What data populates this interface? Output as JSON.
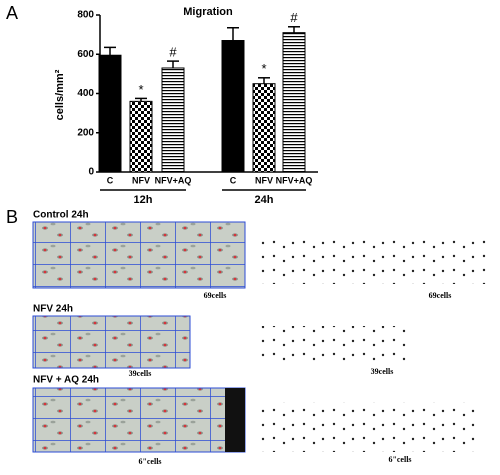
{
  "chart_data": {
    "type": "bar",
    "title": "Migration",
    "panel": "A",
    "y_label": "cells/mm²",
    "categories": [
      "C",
      "NFV",
      "NFV+AQ",
      "C",
      "NFV",
      "NFV+AQ"
    ],
    "groups": [
      "12h",
      "24h"
    ],
    "values": [
      595,
      360,
      530,
      670,
      450,
      710
    ],
    "errors": [
      40,
      15,
      35,
      65,
      30,
      30
    ],
    "markers": [
      null,
      "*",
      "#",
      null,
      "*",
      "#"
    ],
    "patterns": [
      "solid",
      "checker",
      "stripes",
      "solid",
      "checker",
      "stripes"
    ],
    "color": "#000000",
    "ylim": [
      0,
      800
    ],
    "yticks": [
      0,
      200,
      400,
      600,
      800
    ]
  },
  "panel_b": {
    "panel": "B",
    "rows": [
      {
        "label": "Control 24h",
        "count_left": "69cells",
        "count_right": "69cells"
      },
      {
        "label": "NFV 24h",
        "count_left": "39cells",
        "count_right": "39cells"
      },
      {
        "label": "NFV + AQ 24h",
        "count_left": "6\"cells",
        "count_right": "6\"cells"
      }
    ]
  }
}
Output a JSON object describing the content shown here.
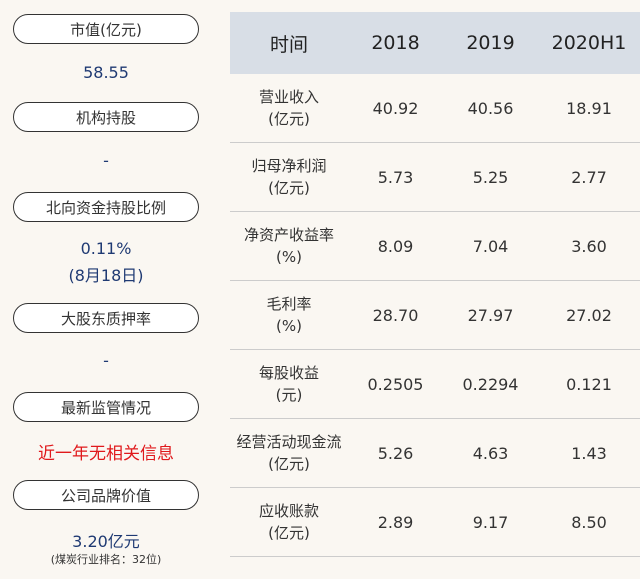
{
  "left": {
    "items": [
      {
        "label": "市值(亿元)",
        "value": "58.55"
      },
      {
        "label": "机构持股",
        "value": "-"
      },
      {
        "label": "北向资金持股比例",
        "value": "0.11%",
        "value2": "(8月18日)"
      },
      {
        "label": "大股东质押率",
        "value": "-"
      },
      {
        "label": "最新监管情况",
        "value": "近一年无相关信息"
      },
      {
        "label": "公司品牌价值",
        "value": "3.20亿元",
        "note": "(煤炭行业排名：32位)"
      }
    ],
    "colors": {
      "value": "#1f3a73",
      "alert": "#e0191c"
    }
  },
  "table": {
    "headers": [
      "时间",
      "2018",
      "2019",
      "2020H1"
    ],
    "rows": [
      {
        "metric": "营业收入",
        "unit": "(亿元)",
        "values": [
          "40.92",
          "40.56",
          "18.91"
        ]
      },
      {
        "metric": "归母净利润",
        "unit": "(亿元)",
        "values": [
          "5.73",
          "5.25",
          "2.77"
        ]
      },
      {
        "metric": "净资产收益率",
        "unit": "(%)",
        "values": [
          "8.09",
          "7.04",
          "3.60"
        ]
      },
      {
        "metric": "毛利率",
        "unit": "(%)",
        "values": [
          "28.70",
          "27.97",
          "27.02"
        ]
      },
      {
        "metric": "每股收益",
        "unit": "(元)",
        "values": [
          "0.2505",
          "0.2294",
          "0.121"
        ]
      },
      {
        "metric": "经营活动现金流",
        "unit": "(亿元)",
        "values": [
          "5.26",
          "4.63",
          "1.43"
        ]
      },
      {
        "metric": "应收账款",
        "unit": "(亿元)",
        "values": [
          "2.89",
          "9.17",
          "8.50"
        ]
      }
    ]
  }
}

CHALLENGE
Skip every picture and transcribe the data above exactly.

SOLUTION TO THE PROBLEM
What data populates this interface? Output as JSON.
{
  "chart_data": {
    "type": "bar",
    "title": "Migration",
    "panel": "A",
    "y_label": "cells/mm²",
    "categories": [
      "C",
      "NFV",
      "NFV+AQ",
      "C",
      "NFV",
      "NFV+AQ"
    ],
    "groups": [
      "12h",
      "24h"
    ],
    "values": [
      595,
      360,
      530,
      670,
      450,
      710
    ],
    "errors": [
      40,
      15,
      35,
      65,
      30,
      30
    ],
    "markers": [
      null,
      "*",
      "#",
      null,
      "*",
      "#"
    ],
    "patterns": [
      "solid",
      "checker",
      "stripes",
      "solid",
      "checker",
      "stripes"
    ],
    "color": "#000000",
    "ylim": [
      0,
      800
    ],
    "yticks": [
      0,
      200,
      400,
      600,
      800
    ]
  },
  "panel_b": {
    "panel": "B",
    "rows": [
      {
        "label": "Control 24h",
        "count_left": "69cells",
        "count_right": "69cells"
      },
      {
        "label": "NFV 24h",
        "count_left": "39cells",
        "count_right": "39cells"
      },
      {
        "label": "NFV + AQ 24h",
        "count_left": "6\"cells",
        "count_right": "6\"cells"
      }
    ]
  }
}
Output a JSON object describing the content shown here.
{
  "left": {
    "items": [
      {
        "label": "市值(亿元)",
        "value": "58.55"
      },
      {
        "label": "机构持股",
        "value": "-"
      },
      {
        "label": "北向资金持股比例",
        "value": "0.11%",
        "value2": "(8月18日)"
      },
      {
        "label": "大股东质押率",
        "value": "-"
      },
      {
        "label": "最新监管情况",
        "value": "近一年无相关信息"
      },
      {
        "label": "公司品牌价值",
        "value": "3.20亿元",
        "note": "(煤炭行业排名：32位)"
      }
    ],
    "colors": {
      "value": "#1f3a73",
      "alert": "#e0191c"
    }
  },
  "table": {
    "headers": [
      "时间",
      "2018",
      "2019",
      "2020H1"
    ],
    "rows": [
      {
        "metric": "营业收入",
        "unit": "(亿元)",
        "values": [
          "40.92",
          "40.56",
          "18.91"
        ]
      },
      {
        "metric": "归母净利润",
        "unit": "(亿元)",
        "values": [
          "5.73",
          "5.25",
          "2.77"
        ]
      },
      {
        "metric": "净资产收益率",
        "unit": "(%)",
        "values": [
          "8.09",
          "7.04",
          "3.60"
        ]
      },
      {
        "metric": "毛利率",
        "unit": "(%)",
        "values": [
          "28.70",
          "27.97",
          "27.02"
        ]
      },
      {
        "metric": "每股收益",
        "unit": "(元)",
        "values": [
          "0.2505",
          "0.2294",
          "0.121"
        ]
      },
      {
        "metric": "经营活动现金流",
        "unit": "(亿元)",
        "values": [
          "5.26",
          "4.63",
          "1.43"
        ]
      },
      {
        "metric": "应收账款",
        "unit": "(亿元)",
        "values": [
          "2.89",
          "9.17",
          "8.50"
        ]
      }
    ]
  }
}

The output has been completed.